[Figure record listings]

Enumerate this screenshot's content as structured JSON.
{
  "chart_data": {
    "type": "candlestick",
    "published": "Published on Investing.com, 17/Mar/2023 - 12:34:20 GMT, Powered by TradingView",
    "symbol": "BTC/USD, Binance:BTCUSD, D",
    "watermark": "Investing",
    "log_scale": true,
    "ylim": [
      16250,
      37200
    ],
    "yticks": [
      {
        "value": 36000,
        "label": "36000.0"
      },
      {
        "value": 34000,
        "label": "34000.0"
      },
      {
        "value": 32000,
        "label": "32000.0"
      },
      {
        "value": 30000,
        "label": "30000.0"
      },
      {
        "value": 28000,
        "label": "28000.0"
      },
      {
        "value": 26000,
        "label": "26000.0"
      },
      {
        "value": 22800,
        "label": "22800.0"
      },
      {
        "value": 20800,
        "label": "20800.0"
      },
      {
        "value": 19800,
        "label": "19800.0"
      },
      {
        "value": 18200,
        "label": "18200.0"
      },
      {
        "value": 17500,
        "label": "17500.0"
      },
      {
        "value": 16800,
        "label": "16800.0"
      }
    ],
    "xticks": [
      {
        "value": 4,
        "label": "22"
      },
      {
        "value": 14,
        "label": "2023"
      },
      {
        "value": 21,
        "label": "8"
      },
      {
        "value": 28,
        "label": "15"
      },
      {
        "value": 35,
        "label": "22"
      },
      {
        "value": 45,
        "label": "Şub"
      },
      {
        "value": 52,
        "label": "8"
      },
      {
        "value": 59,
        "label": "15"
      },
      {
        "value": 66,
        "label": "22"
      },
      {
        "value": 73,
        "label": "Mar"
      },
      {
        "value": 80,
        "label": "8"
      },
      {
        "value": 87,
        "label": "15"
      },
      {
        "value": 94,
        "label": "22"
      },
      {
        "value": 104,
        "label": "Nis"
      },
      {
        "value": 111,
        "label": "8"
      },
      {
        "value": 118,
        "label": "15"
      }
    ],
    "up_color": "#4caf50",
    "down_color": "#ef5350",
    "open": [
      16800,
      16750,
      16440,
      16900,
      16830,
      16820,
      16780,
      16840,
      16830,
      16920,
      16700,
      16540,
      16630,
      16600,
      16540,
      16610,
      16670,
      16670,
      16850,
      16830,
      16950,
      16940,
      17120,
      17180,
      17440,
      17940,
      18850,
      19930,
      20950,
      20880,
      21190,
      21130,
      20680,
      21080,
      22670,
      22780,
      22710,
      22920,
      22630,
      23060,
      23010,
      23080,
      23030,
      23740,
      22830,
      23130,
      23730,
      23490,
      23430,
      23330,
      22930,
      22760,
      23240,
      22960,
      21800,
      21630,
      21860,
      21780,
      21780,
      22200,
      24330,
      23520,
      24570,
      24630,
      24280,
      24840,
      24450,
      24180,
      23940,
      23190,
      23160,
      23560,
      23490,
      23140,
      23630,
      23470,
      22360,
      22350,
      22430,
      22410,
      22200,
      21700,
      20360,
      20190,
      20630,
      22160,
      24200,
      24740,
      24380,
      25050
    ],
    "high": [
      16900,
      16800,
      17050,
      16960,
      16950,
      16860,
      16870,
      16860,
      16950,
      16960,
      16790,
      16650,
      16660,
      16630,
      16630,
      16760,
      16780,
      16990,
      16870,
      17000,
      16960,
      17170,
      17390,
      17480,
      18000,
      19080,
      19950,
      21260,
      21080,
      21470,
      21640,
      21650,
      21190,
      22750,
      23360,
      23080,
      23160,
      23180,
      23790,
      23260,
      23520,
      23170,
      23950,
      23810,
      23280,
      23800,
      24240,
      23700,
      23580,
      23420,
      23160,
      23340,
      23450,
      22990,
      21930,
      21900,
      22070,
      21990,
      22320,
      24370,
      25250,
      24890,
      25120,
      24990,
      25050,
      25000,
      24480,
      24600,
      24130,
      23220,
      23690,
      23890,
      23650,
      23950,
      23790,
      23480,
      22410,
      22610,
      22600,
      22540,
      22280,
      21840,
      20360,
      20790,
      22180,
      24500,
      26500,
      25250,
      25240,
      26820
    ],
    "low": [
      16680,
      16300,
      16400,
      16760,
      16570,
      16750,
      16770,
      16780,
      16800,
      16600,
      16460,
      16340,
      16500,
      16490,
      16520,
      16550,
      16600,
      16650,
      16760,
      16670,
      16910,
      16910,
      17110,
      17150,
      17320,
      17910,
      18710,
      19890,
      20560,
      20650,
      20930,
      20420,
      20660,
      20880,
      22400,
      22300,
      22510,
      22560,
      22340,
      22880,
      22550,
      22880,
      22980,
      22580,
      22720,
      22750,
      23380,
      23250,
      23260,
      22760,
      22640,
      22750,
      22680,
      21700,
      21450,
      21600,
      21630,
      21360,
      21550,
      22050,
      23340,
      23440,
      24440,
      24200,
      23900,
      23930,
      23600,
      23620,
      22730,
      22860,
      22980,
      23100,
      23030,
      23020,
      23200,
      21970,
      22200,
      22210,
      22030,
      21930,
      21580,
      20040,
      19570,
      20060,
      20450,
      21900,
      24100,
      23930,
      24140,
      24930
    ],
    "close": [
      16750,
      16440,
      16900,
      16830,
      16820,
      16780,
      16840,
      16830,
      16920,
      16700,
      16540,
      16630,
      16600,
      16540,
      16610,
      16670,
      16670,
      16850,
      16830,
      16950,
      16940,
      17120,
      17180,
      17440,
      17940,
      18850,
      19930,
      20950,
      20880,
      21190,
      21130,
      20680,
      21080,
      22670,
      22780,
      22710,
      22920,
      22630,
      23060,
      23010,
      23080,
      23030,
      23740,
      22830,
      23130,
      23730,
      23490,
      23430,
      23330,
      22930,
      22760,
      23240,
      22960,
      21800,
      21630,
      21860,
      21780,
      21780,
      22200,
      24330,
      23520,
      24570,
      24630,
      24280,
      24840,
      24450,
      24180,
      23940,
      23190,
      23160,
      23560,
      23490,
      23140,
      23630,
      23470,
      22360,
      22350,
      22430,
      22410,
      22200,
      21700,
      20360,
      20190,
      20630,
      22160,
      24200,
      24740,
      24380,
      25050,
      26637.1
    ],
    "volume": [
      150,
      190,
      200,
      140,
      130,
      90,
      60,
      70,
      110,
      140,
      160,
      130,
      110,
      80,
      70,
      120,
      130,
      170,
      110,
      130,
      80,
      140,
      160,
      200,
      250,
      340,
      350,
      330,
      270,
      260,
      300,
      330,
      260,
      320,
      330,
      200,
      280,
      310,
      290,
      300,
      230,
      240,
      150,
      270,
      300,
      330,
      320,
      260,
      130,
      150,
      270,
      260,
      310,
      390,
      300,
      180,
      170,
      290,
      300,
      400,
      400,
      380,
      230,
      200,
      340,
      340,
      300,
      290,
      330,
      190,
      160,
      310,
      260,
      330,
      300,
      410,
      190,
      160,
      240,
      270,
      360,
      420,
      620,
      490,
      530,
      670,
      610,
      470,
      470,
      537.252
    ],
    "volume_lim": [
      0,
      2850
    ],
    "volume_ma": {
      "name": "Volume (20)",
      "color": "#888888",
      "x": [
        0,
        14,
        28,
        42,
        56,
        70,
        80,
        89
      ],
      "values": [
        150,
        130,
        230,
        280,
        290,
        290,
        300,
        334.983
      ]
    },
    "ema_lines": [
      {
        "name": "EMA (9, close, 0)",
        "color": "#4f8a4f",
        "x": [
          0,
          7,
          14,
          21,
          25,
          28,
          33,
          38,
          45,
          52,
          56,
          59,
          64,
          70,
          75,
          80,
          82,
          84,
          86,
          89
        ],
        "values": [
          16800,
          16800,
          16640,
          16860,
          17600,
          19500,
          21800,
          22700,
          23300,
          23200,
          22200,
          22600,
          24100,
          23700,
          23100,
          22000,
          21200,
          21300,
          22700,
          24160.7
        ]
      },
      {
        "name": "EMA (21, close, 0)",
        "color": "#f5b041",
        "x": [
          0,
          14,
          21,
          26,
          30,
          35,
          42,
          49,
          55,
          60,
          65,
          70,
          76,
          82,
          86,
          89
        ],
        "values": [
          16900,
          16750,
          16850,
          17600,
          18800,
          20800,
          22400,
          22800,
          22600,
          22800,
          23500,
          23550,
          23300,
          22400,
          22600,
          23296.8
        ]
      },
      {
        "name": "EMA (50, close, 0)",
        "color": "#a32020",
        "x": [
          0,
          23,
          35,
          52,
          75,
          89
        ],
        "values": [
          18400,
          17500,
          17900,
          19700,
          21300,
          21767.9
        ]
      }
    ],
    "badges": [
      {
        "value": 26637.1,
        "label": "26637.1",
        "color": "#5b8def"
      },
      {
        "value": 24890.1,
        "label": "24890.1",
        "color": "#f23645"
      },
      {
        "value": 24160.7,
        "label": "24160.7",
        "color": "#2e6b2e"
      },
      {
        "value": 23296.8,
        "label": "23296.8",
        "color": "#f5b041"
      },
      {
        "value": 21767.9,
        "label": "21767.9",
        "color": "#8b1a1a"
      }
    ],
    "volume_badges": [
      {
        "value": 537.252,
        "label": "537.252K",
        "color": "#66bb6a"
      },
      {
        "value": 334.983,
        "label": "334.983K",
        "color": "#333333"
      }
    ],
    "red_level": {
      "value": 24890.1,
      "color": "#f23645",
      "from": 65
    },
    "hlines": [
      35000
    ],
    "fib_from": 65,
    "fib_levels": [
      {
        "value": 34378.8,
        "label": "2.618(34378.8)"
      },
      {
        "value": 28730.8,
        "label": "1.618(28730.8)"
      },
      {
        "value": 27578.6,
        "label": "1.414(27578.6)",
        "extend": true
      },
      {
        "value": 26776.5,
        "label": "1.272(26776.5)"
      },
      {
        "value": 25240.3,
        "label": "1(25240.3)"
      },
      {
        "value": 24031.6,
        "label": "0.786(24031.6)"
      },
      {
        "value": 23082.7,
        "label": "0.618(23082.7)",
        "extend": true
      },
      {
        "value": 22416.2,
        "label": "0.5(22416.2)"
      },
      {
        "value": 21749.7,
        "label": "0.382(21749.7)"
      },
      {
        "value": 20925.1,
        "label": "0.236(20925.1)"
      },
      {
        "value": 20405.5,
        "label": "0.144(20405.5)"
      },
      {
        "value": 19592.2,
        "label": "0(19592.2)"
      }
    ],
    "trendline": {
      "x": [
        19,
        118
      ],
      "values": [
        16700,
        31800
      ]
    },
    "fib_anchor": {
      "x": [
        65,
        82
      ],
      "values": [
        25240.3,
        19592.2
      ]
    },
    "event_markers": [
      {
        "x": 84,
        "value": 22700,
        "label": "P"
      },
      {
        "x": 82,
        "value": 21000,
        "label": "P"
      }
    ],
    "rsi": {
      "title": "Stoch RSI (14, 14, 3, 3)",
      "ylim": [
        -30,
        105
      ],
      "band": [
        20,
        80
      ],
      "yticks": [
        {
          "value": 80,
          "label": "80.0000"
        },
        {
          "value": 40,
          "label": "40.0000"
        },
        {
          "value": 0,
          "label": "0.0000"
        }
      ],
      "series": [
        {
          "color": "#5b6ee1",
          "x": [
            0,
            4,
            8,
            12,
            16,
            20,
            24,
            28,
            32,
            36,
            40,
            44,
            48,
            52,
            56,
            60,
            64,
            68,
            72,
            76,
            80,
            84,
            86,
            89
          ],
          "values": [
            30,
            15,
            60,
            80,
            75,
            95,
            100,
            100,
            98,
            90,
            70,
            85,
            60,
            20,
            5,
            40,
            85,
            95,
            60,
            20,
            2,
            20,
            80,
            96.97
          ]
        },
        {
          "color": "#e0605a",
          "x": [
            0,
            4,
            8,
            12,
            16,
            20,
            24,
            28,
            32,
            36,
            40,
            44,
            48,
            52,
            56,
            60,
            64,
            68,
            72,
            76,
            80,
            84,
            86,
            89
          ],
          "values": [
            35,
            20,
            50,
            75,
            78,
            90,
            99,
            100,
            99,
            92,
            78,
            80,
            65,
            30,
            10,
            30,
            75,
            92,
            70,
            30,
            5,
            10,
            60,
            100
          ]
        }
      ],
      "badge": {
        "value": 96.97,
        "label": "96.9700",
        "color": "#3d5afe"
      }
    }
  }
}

WHAT THE EXERCISE ASKS: Pull out the lines above in which the word "Investing" appears.

SOLUTION:
    "published": "Published on Investing.com, 17/Mar/2023 - 12:34:20 GMT, Powered by TradingView",
    "watermark": "Investing",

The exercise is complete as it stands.